Spatial annotation rows:

────────────────────────────────────────

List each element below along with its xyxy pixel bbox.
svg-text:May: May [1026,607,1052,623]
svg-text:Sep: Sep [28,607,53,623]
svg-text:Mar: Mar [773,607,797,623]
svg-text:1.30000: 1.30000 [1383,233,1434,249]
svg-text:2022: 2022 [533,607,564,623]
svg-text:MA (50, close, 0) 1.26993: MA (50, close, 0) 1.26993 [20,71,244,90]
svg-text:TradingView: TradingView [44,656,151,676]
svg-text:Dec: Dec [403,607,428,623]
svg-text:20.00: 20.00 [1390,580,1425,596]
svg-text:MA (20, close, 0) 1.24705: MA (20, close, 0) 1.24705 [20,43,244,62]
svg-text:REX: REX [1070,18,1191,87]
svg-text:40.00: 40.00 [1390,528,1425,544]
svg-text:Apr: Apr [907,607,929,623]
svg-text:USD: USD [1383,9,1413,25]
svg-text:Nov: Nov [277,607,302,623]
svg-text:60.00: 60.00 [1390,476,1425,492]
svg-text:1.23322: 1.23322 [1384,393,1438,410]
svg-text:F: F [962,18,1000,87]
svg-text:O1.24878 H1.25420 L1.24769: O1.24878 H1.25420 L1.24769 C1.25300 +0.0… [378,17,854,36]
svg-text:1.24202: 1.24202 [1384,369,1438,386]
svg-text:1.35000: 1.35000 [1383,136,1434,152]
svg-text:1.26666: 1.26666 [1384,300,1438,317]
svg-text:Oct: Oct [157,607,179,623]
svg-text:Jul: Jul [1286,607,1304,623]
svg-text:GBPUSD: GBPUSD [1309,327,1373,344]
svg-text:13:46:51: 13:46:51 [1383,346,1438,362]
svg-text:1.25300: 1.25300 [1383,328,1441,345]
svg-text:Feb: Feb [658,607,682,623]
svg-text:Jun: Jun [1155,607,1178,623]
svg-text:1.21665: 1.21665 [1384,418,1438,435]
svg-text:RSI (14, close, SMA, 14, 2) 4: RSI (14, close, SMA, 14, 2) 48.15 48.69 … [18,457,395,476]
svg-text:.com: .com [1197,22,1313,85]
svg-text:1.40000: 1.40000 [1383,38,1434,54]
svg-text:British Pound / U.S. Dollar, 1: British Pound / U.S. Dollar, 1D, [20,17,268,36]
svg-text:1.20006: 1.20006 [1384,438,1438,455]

────────────────────────────────────────

■ **Set problem**:
Which rows above contain the word "close"? Collect and copy out each of them in full.

■ **Solved exercise**:
svg-text:MA (50, close, 0) 1.26993: MA (50, close, 0) 1.26993 [20,71,244,90]
svg-text:MA (20, close, 0) 1.24705: MA (20, close, 0) 1.24705 [20,43,244,62]
svg-text:RSI (14, close, SMA, 14, 2) 4: RSI (14, close, SMA, 14, 2) 48.15 48.69 … [18,457,395,476]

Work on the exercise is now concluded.